Copy every row below word for word, but leave the pictures out of your answer.

Spatial layout entries
%%

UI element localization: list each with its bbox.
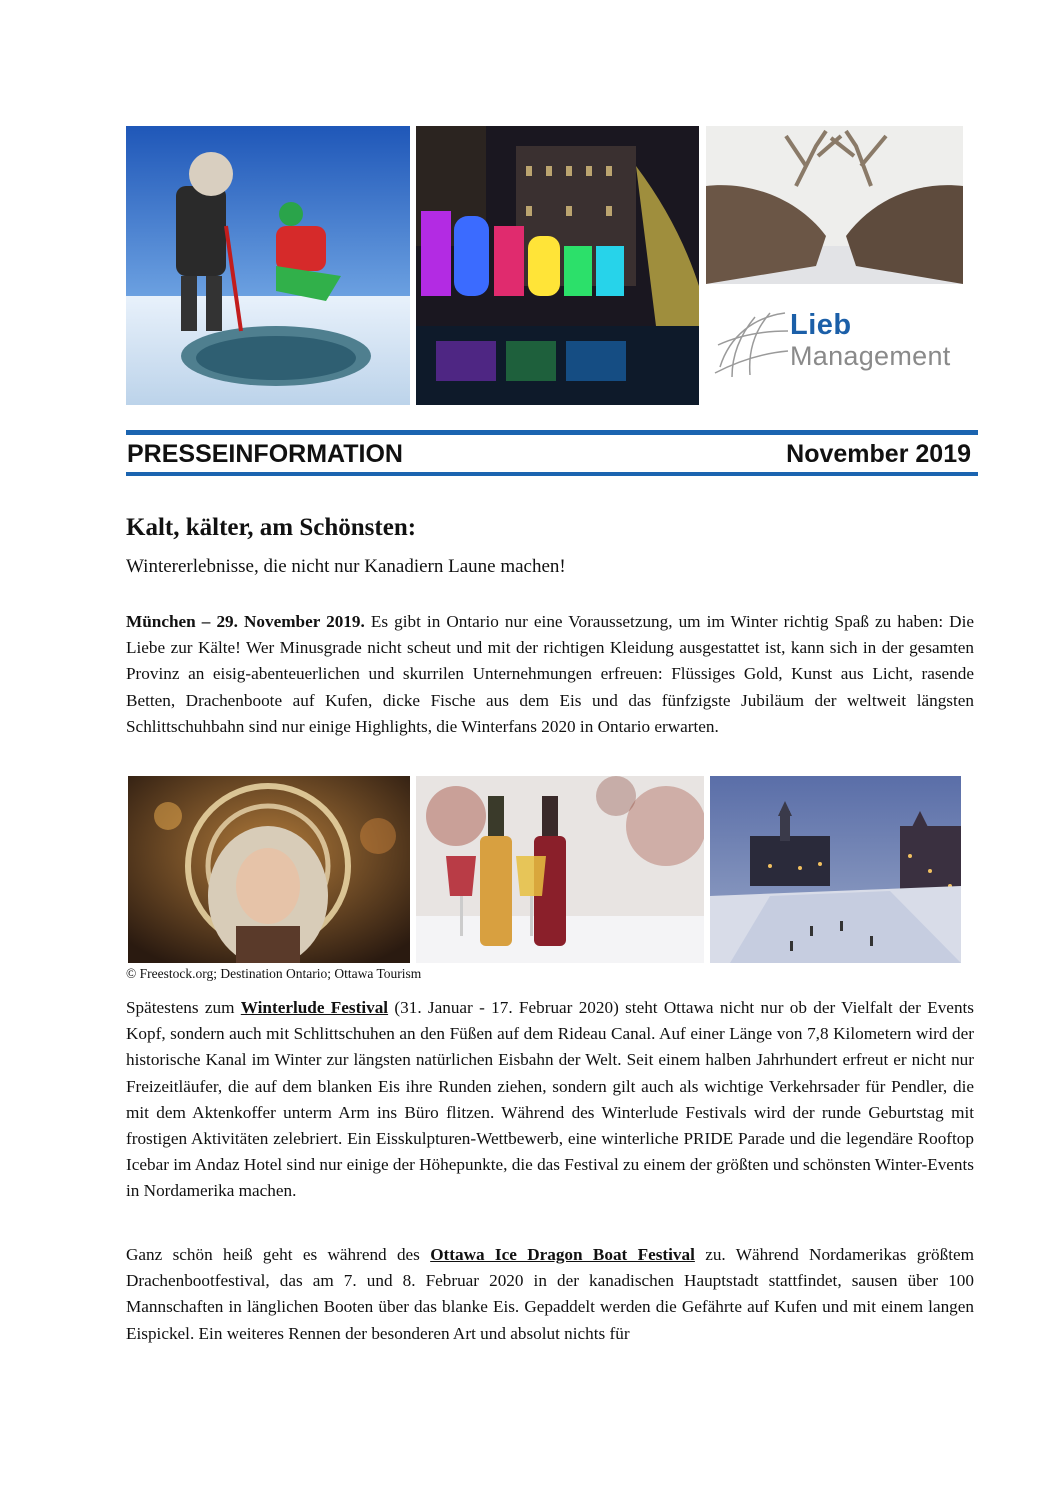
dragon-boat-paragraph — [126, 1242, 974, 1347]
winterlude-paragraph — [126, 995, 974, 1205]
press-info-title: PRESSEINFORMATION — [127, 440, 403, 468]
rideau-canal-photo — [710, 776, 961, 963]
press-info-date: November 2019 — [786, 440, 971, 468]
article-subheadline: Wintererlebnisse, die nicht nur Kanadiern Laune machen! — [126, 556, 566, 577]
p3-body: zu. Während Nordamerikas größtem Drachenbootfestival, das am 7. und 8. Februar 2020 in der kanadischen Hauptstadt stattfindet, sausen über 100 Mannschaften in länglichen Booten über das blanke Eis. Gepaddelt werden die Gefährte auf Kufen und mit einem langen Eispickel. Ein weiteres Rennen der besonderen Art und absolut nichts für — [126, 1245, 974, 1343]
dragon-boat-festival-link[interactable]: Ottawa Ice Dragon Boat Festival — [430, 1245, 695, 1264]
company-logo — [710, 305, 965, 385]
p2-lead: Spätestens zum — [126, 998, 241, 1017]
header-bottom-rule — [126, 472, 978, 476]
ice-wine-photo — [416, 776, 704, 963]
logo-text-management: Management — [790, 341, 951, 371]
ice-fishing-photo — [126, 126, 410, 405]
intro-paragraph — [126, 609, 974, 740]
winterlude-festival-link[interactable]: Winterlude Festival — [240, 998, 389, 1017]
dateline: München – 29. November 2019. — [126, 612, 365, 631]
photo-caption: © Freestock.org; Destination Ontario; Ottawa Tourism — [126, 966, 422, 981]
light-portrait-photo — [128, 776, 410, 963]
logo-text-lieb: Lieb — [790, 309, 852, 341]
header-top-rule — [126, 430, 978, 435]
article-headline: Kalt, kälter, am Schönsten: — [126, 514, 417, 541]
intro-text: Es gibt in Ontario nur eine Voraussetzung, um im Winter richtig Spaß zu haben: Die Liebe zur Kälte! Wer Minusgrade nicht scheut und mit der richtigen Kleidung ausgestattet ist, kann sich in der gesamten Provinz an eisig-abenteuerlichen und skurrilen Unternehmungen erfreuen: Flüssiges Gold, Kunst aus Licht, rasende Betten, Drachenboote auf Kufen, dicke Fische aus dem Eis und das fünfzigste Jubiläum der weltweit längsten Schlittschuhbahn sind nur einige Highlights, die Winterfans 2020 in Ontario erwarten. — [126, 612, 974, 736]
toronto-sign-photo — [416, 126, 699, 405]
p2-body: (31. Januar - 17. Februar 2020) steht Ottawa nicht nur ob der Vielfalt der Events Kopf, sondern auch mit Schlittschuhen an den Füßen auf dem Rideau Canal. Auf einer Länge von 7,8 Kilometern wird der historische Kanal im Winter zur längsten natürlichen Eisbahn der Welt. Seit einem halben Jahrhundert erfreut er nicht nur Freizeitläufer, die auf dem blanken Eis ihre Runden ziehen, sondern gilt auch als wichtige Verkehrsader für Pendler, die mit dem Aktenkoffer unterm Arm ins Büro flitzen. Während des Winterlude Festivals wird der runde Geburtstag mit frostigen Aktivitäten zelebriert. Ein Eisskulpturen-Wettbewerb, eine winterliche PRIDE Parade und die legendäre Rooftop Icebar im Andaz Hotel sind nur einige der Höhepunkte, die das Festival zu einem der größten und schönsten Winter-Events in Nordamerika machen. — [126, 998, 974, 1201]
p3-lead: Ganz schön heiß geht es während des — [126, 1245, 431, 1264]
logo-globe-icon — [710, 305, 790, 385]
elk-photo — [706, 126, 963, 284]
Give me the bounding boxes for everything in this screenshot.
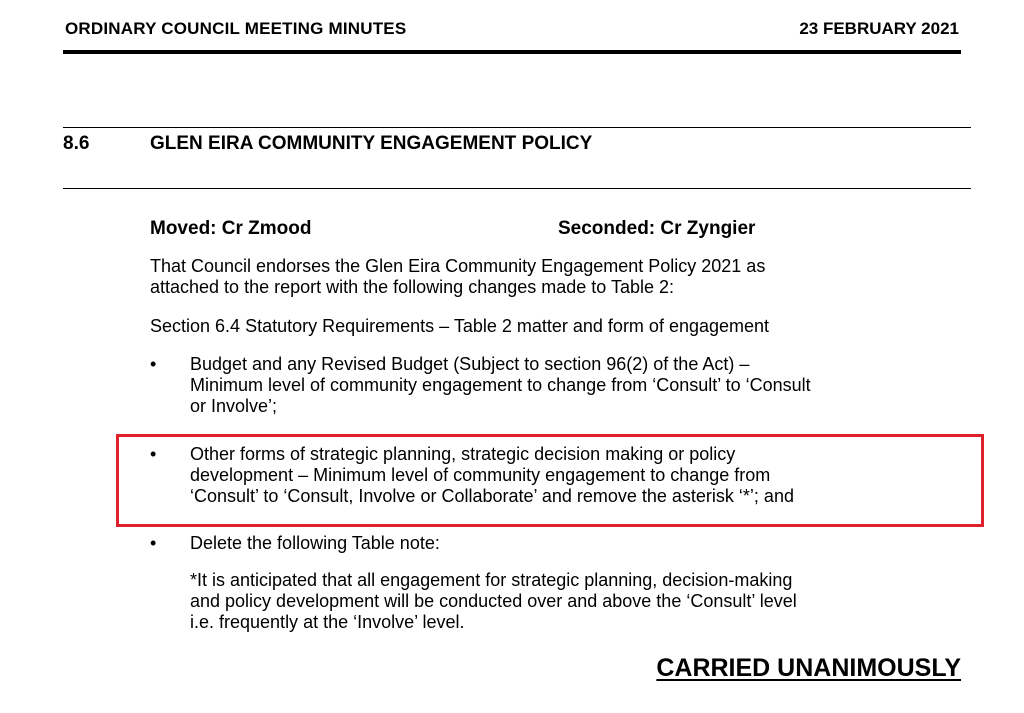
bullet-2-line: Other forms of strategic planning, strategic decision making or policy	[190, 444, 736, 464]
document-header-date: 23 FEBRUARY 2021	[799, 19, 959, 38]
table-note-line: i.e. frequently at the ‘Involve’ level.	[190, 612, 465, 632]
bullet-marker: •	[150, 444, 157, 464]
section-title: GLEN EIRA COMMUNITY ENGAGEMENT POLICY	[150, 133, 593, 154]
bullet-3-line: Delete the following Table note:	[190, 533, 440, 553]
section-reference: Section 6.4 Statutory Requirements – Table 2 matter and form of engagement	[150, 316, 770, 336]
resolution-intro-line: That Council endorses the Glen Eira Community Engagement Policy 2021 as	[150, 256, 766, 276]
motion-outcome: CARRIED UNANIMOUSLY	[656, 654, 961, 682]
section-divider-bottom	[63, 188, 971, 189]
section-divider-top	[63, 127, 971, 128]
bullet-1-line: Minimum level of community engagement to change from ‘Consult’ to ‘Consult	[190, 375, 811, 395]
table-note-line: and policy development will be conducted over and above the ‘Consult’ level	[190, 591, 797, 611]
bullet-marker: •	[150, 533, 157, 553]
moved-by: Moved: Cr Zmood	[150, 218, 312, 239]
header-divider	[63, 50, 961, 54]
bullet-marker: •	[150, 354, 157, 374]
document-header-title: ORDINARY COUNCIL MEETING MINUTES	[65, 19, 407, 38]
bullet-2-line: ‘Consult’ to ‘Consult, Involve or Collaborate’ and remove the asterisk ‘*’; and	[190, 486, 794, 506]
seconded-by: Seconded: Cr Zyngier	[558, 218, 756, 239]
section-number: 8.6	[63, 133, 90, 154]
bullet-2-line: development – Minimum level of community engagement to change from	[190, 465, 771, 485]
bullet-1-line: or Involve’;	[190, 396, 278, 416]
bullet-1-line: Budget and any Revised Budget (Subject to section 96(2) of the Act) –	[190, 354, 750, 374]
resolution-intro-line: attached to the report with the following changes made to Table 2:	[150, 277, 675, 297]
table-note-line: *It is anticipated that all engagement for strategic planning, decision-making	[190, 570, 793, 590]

%%

### CORRECT RESULT
UI element localization: list each with its bbox.
dragon-boat-paragraph — [126, 1242, 974, 1347]
winterlude-paragraph — [126, 995, 974, 1205]
press-info-title: PRESSEINFORMATION — [127, 440, 403, 468]
rideau-canal-photo — [710, 776, 961, 963]
press-info-date: November 2019 — [786, 440, 971, 468]
article-subheadline: Wintererlebnisse, die nicht nur Kanadiern Laune machen! — [126, 556, 566, 577]
p3-body: zu. Während Nordamerikas größtem Drachenbootfestival, das am 7. und 8. Februar 2020 in der kanadischen Hauptstadt stattfindet, sausen über 100 Mannschaften in länglichen Booten über das blanke Eis. Gepaddelt werden die Gefährte auf Kufen und mit einem langen Eispickel. Ein weiteres Rennen der besonderen Art und absolut nichts für — [126, 1245, 974, 1343]
dragon-boat-festival-link[interactable]: Ottawa Ice Dragon Boat Festival — [430, 1245, 695, 1264]
company-logo — [710, 305, 965, 385]
p2-lead: Spätestens zum — [126, 998, 241, 1017]
header-bottom-rule — [126, 472, 978, 476]
ice-wine-photo — [416, 776, 704, 963]
logo-text-management: Management — [790, 341, 951, 371]
ice-fishing-photo — [126, 126, 410, 405]
intro-paragraph — [126, 609, 974, 740]
winterlude-festival-link[interactable]: Winterlude Festival — [240, 998, 389, 1017]
dateline: München – 29. November 2019. — [126, 612, 365, 631]
photo-caption: © Freestock.org; Destination Ontario; Ottawa Tourism — [126, 966, 422, 981]
light-portrait-photo — [128, 776, 410, 963]
logo-text-lieb: Lieb — [790, 309, 852, 341]
header-top-rule — [126, 430, 978, 435]
article-headline: Kalt, kälter, am Schönsten: — [126, 514, 417, 541]
intro-text: Es gibt in Ontario nur eine Voraussetzung, um im Winter richtig Spaß zu haben: Die Liebe zur Kälte! Wer Minusgrade nicht scheut und mit der richtigen Kleidung ausgestattet ist, kann sich in der gesamten Provinz an eisig-abenteuerlichen und skurrilen Unternehmungen erfreuen: Flüssiges Gold, Kunst aus Licht, rasende Betten, Drachenboote auf Kufen, dicke Fische aus dem Eis und das fünfzigste Jubiläum der weltweit längsten Schlittschuhbahn sind nur einige Highlights, die Winterfans 2020 in Ontario erwarten. — [126, 612, 974, 736]
toronto-sign-photo — [416, 126, 699, 405]
p2-body: (31. Januar - 17. Februar 2020) steht Ottawa nicht nur ob der Vielfalt der Events Kopf, sondern auch mit Schlittschuhen an den Füßen auf dem Rideau Canal. Auf einer Länge von 7,8 Kilometern wird der historische Kanal im Winter zur längsten natürlichen Eisbahn der Welt. Seit einem halben Jahrhundert erfreut er nicht nur Freizeitläufer, die auf dem blanken Eis ihre Runden ziehen, sondern gilt auch als wichtige Verkehrsader für Pendler, die mit dem Aktenkoffer unterm Arm ins Büro flitzen. Während des Winterlude Festivals wird der runde Geburtstag mit frostigen Aktivitäten zelebriert. Ein Eisskulpturen-Wettbewerb, eine winterliche PRIDE Parade und die legendäre Rooftop Icebar im Andaz Hotel sind nur einige der Höhepunkte, die das Festival zu einem der größten und schönsten Winter-Events in Nordamerika machen. — [126, 998, 974, 1201]
p3-lead: Ganz schön heiß geht es während des — [126, 1245, 431, 1264]
logo-globe-icon — [710, 305, 790, 385]
elk-photo — [706, 126, 963, 284]
Give me the bounding boxes for everything in this screenshot.
bullet-2-line: Other forms of strategic planning, strategic decision making or policy	[190, 444, 736, 464]
document-header-date: 23 FEBRUARY 2021	[799, 19, 959, 38]
table-note-line: i.e. frequently at the ‘Involve’ level.	[190, 612, 465, 632]
bullet-marker: •	[150, 444, 157, 464]
section-title: GLEN EIRA COMMUNITY ENGAGEMENT POLICY	[150, 133, 593, 154]
bullet-3-line: Delete the following Table note:	[190, 533, 440, 553]
section-reference: Section 6.4 Statutory Requirements – Table 2 matter and form of engagement	[150, 316, 770, 336]
resolution-intro-line: That Council endorses the Glen Eira Community Engagement Policy 2021 as	[150, 256, 766, 276]
motion-outcome: CARRIED UNANIMOUSLY	[656, 654, 961, 682]
section-divider-bottom	[63, 188, 971, 189]
section-divider-top	[63, 127, 971, 128]
bullet-1-line: Minimum level of community engagement to change from ‘Consult’ to ‘Consult	[190, 375, 811, 395]
table-note-line: and policy development will be conducted over and above the ‘Consult’ level	[190, 591, 797, 611]
bullet-marker: •	[150, 533, 157, 553]
moved-by: Moved: Cr Zmood	[150, 218, 312, 239]
header-divider	[63, 50, 961, 54]
bullet-marker: •	[150, 354, 157, 374]
document-header-title: ORDINARY COUNCIL MEETING MINUTES	[65, 19, 407, 38]
bullet-2-line: ‘Consult’ to ‘Consult, Involve or Collaborate’ and remove the asterisk ‘*’; and	[190, 486, 794, 506]
seconded-by: Seconded: Cr Zyngier	[558, 218, 756, 239]
section-number: 8.6	[63, 133, 90, 154]
bullet-2-line: development – Minimum level of community engagement to change from	[190, 465, 771, 485]
bullet-1-line: or Involve’;	[190, 396, 278, 416]
bullet-1-line: Budget and any Revised Budget (Subject to section 96(2) of the Act) –	[190, 354, 750, 374]
resolution-intro-line: attached to the report with the following changes made to Table 2:	[150, 277, 675, 297]
table-note-line: *It is anticipated that all engagement for strategic planning, decision-making	[190, 570, 793, 590]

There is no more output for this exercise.